Extrait du document =>
● ● ● ● ●

LE CHSCT : pouvoir et contre-pouvoir en France !

En France le fait syndical n'est pas reconnu. Il est considéré comme un frein au "pouvoir de direction" cher au patronat français. Nous ne sommes pas dans le contexte des pays du nord de l'Europe très avancés en matière de dialogue social, comme en Allemagne par exemple. En France, les militants agissants (à différencier de ceux qui ne font rien ou font semblant d'agir) sont considérés comme des « emmerdeurs », des « excités  à contrôler ». S'ils s’aventurent à bloquer des décisions, ils prennent le risque de se faire « dézinguer »...

Quel que soit le contexte, les directions feront tout pour empêcher l’action des militants - Dans cet objectif, elles envahissent les médias afin de diffuser leurs soi-disant bonnes pratiques autour de l'éthique, du bien-être de leurs salariés, en l’illustrant par les bons résultats fournis par leurs baromètres sociaux « maison ». Il suffit pour cela de voir ce que fait France Telecom depuis 2010 : France Telecom est ainsi devenue une entreprise « très sociale, très éthique » dans les médias..

 CHSCT de la fonction publique : un CHSCT sans pouvoir :

Depuis des années la fonction publique se réorganise à la manière des grands groupes internationaux privés (suppression massive et continue des emplois, bouleversement fréquent des organisations du travail - cf. la RGPP). Les CHSCT de la Fonction publique finissent par fonctionner comme de simples institutions techniques d'accompagnement des directions (et donc soumises à leur diktat) comme cela se passait sous Pétain ! Le secrétaire est consulté uniquement sur l'ordre du jour (qui lui est en fait imposé). La rédaction du PV n'est pas faite par lui (elle est sous contrôle de la direction). Si les membres du CHSCT souhaitent une expertise, il faut une validation de l'administration - l'expertise devient alors celle de la direction, elle est sous son contrôle total. Ces CHSCT sont « informés » mais n’ont pas de réel pouvoir, ils ne peuvent pas agir en justice, ils ne peuvent pas défendre leurs intérêts, ils n'ont pas accès aux services de l'inspection du travail. Les CHSCT publics sont donc encore aujourd'hui totalement dans la main des directions.

CHSCT d'entreprise / que se passe t-il aujourd'hui ?

 Une volonté d’éloigner les CHSCT du personnel :

Aujourd'hui les directions multiplient les réunions (ex. 1 par mois) pour que les militants ne soient plus sur le terrain - alors que le rôle des membres des CHSCT est surtout d'être proche des salariés, la direction occupe le temps des militants en leur présentant diverses études ainsi les militants passent leurs heures e délégation en réunion, a débattre des sujets présentés (imposés) par la Direction plutôt que de s’occuper de leurs ouailles.

Les membres des CHSCT veulent faire leur boulot au mieux pour aider vraiment le personnel, mais face à eux, les directions ne cherchent aucunement à faire de l'humanitaire ou du social.

● ● ● ● ●

Consigne => Selon l'exemple donné dans le texte sur le CHSCT, à quel rythme les directions organisent-elles des réunions ?

● ● ● ● ●

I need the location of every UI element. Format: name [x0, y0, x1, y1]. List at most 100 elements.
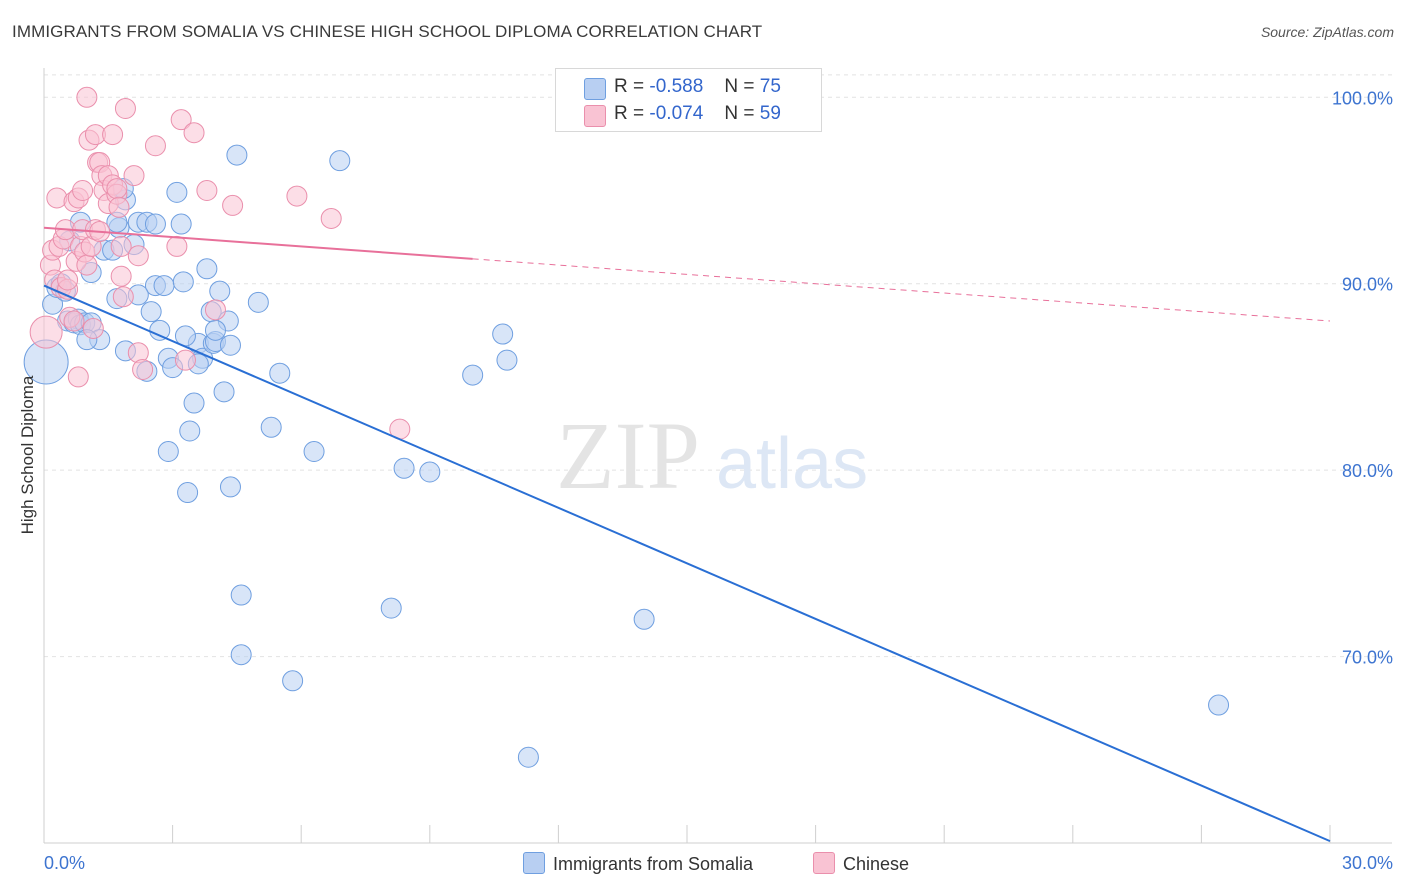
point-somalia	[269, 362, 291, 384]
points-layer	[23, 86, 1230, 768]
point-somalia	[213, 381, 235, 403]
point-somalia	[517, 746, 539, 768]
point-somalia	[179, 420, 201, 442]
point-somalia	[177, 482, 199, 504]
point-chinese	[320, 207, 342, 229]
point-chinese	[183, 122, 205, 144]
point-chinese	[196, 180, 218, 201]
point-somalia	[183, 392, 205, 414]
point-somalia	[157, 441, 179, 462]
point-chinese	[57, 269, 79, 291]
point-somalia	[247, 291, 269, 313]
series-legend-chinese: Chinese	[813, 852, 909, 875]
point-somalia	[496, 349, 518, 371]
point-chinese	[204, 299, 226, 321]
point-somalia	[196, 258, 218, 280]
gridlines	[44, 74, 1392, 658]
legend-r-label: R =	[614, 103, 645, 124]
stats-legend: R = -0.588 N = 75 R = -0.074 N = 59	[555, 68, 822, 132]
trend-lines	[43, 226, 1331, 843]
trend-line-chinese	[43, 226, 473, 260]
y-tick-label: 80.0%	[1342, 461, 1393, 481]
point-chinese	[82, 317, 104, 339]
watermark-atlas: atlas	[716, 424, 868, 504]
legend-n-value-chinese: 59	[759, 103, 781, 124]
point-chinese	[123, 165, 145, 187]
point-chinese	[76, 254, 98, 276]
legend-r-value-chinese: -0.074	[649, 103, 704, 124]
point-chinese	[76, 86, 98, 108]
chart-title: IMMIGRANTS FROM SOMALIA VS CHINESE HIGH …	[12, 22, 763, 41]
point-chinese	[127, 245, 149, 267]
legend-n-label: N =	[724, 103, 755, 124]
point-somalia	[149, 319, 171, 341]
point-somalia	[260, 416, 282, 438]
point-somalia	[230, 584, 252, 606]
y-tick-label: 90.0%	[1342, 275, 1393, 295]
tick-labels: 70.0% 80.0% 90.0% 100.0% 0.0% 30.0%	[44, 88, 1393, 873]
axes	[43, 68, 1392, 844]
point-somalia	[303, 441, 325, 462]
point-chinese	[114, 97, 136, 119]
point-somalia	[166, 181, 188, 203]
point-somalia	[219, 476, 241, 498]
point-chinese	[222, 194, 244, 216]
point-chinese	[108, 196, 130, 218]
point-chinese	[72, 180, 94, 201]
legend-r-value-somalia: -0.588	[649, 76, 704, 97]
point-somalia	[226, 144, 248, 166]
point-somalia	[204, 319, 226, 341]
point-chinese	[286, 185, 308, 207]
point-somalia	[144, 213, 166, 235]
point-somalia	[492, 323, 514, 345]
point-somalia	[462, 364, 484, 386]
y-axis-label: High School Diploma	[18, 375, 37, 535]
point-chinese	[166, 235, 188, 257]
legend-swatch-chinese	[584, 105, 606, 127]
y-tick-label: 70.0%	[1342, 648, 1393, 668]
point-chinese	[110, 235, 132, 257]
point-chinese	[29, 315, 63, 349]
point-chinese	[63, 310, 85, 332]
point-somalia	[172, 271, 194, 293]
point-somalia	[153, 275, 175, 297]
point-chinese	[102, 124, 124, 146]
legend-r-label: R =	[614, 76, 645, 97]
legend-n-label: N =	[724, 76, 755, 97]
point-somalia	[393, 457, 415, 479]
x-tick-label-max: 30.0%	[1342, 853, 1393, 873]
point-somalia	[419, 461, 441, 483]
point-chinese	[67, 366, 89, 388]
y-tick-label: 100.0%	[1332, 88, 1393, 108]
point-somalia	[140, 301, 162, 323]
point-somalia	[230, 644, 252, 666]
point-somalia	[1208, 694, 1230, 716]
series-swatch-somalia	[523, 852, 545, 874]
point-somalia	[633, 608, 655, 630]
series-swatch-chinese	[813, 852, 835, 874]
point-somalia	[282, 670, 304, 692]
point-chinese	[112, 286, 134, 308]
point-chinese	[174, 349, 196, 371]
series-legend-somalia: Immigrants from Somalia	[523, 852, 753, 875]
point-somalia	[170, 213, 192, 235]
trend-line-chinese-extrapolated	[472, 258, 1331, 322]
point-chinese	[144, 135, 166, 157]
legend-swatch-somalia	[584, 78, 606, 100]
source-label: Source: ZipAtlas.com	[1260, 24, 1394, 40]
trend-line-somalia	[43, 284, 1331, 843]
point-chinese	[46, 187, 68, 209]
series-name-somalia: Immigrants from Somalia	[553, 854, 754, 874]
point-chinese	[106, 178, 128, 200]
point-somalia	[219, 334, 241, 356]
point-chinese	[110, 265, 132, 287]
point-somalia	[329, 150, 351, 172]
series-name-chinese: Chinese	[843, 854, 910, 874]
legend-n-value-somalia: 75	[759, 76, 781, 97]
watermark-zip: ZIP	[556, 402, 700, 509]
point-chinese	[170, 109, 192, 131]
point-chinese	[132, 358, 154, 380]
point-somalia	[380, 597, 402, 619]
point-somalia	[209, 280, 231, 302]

● ● ● ● ●

Réponse rédigée => Une réunion par mois.